SHORT TASK – Write out the lines starting at the one containing "timeline-segment-q2-21: Q2 ‘21: [299, 71, 405, 98]" and ending at the one containing "event-box: Government to publish National", both included, exactly as they stand.

= = = = =

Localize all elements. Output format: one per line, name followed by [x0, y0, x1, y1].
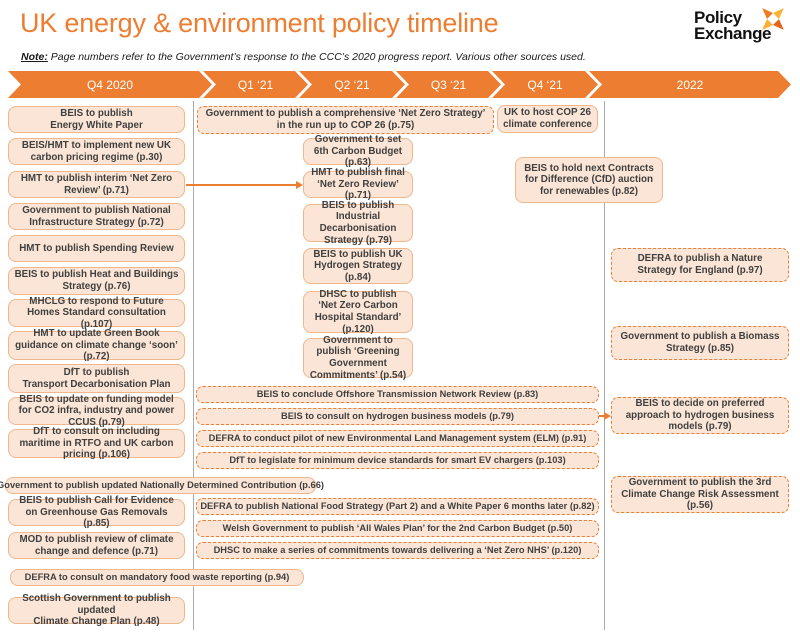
timeline-segment-q2-21: Q2 ‘21: [299, 71, 405, 98]
event-box: DEFRA to publish a Nature Strategy for E…: [611, 248, 789, 282]
event-box: Government to publish a Biomass Strategy…: [611, 326, 789, 360]
pinwheel-x-icon: [762, 8, 784, 30]
column-divider: [193, 101, 194, 630]
event-box: BEIS to publish UK Hydrogen Strategy (p.…: [303, 248, 413, 284]
event-box-cop26: UK to host COP 26 climate conference: [497, 105, 598, 133]
event-box: BEIS to consult on hydrogen business mod…: [196, 408, 599, 425]
event-box: BEIS to decide on preferred approach to …: [611, 397, 789, 434]
event-box: Welsh Government to publish ‘All Wales P…: [196, 520, 599, 537]
event-box: Government to publish ‘Greening Governme…: [303, 335, 413, 381]
timeline-segment-q4-21: Q4 ‘21: [492, 71, 598, 98]
event-box: DHSC to make a series of commitments tow…: [196, 542, 599, 559]
event-box: BEIS to publish Energy White Paper: [8, 106, 185, 133]
event-box: BEIS to conclude Offshore Transmission N…: [196, 386, 599, 403]
connector-hydrogen-models-line: [599, 415, 605, 417]
event-box: Government to publish National Infrastru…: [8, 203, 185, 230]
event-box: HMT to publish Spending Review: [8, 235, 185, 262]
event-box-cfd-auction: BEIS to hold next Contracts for Differen…: [515, 157, 663, 203]
event-box: HMT to publish interim ‘Net Zero Review’…: [8, 171, 185, 198]
logo-text-exchange: Exchange: [694, 24, 772, 43]
event-box: DfT to legislate for minimum device stan…: [196, 452, 599, 469]
event-box: BEIS to publish Call for Evidence on Gre…: [8, 495, 185, 529]
event-box: DfT to consult on including maritime in …: [8, 426, 185, 460]
event-box: HMT to publish final ‘Net Zero Review’ (…: [303, 167, 413, 201]
event-box-net-zero-strategy: Government to publish a comprehensive ‘N…: [197, 106, 494, 134]
timeline-segment-q4-2020: Q4 2020: [8, 71, 212, 98]
timeline-segment-2022: 2022: [589, 71, 791, 98]
event-box-ndc: Government to publish updated Nationally…: [0, 477, 324, 494]
event-box-food-waste: DEFRA to consult on mandatory food waste…: [10, 569, 304, 586]
timeline-segment-q1-21: Q1 ‘21: [203, 71, 308, 98]
event-box: BEIS to publish Heat and Buildings Strat…: [8, 267, 185, 295]
event-box: HMT to update Green Book guidance on cli…: [8, 328, 185, 362]
event-box: Government to publish the 3rd Climate Ch…: [611, 476, 789, 513]
logo-text-policy: Policy: [694, 8, 742, 27]
event-box: BEIS to update on funding model for CO2 …: [8, 394, 185, 428]
event-box: DEFRA to publish National Food Strategy …: [196, 498, 599, 515]
event-box: Scottish Government to publish updated C…: [8, 593, 185, 627]
event-box: DHSC to publish ‘Net Zero Carbon Hospita…: [303, 289, 413, 335]
note-text: Note: Page numbers refer to the Governme…: [21, 51, 586, 63]
event-box: DfT to publish Transport Decarbonisation…: [8, 364, 185, 393]
connector-hydrogen-models-arrowhead: [604, 411, 611, 420]
connector-net-zero-review-arrowhead: [296, 180, 303, 189]
page-title: UK energy & environment policy timeline: [20, 8, 499, 38]
policy-exchange-logo: Policy Exchange: [694, 8, 794, 43]
event-box: BEIS/HMT to implement new UK carbon pric…: [8, 138, 185, 165]
note-label: Note:: [21, 51, 48, 63]
event-box: BEIS to publish Industrial Decarbonisati…: [303, 200, 413, 246]
connector-net-zero-review-line: [186, 184, 297, 186]
event-box: MHCLG to respond to Future Homes Standar…: [8, 296, 185, 330]
column-divider: [604, 101, 605, 630]
event-box: MOD to publish review of climate change …: [8, 532, 185, 559]
event-box: DEFRA to conduct pilot of new Environmen…: [196, 430, 599, 447]
note-body: Page numbers refer to the Government’s r…: [47, 51, 586, 63]
event-box: Government to set 6th Carbon Budget (p.6…: [303, 134, 413, 168]
timeline-segment-q3-21: Q3 ‘21: [396, 71, 501, 98]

= = = = =

ANSWER FOR THIS EXERCISE –
timeline-segment-q2-21: Q2 ‘21: [299, 71, 405, 98]
event-box: DEFRA to publish a Nature Strategy for E…: [611, 248, 789, 282]
event-box: Government to publish a Biomass Strategy…: [611, 326, 789, 360]
pinwheel-x-icon: [762, 8, 784, 30]
column-divider: [193, 101, 194, 630]
event-box: BEIS to publish UK Hydrogen Strategy (p.…: [303, 248, 413, 284]
event-box-cop26: UK to host COP 26 climate conference: [497, 105, 598, 133]
event-box: BEIS to consult on hydrogen business mod…: [196, 408, 599, 425]
event-box: BEIS to decide on preferred approach to …: [611, 397, 789, 434]
event-box: Welsh Government to publish ‘All Wales P…: [196, 520, 599, 537]
event-box: Government to publish ‘Greening Governme…: [303, 335, 413, 381]
timeline-segment-q4-21: Q4 ‘21: [492, 71, 598, 98]
event-box: DHSC to make a series of commitments tow…: [196, 542, 599, 559]
event-box: BEIS to publish Energy White Paper: [8, 106, 185, 133]
event-box: BEIS to conclude Offshore Transmission N…: [196, 386, 599, 403]
connector-hydrogen-models-line: [599, 415, 605, 417]
event-box: Government to publish National Infrastru…: [8, 203, 185, 230]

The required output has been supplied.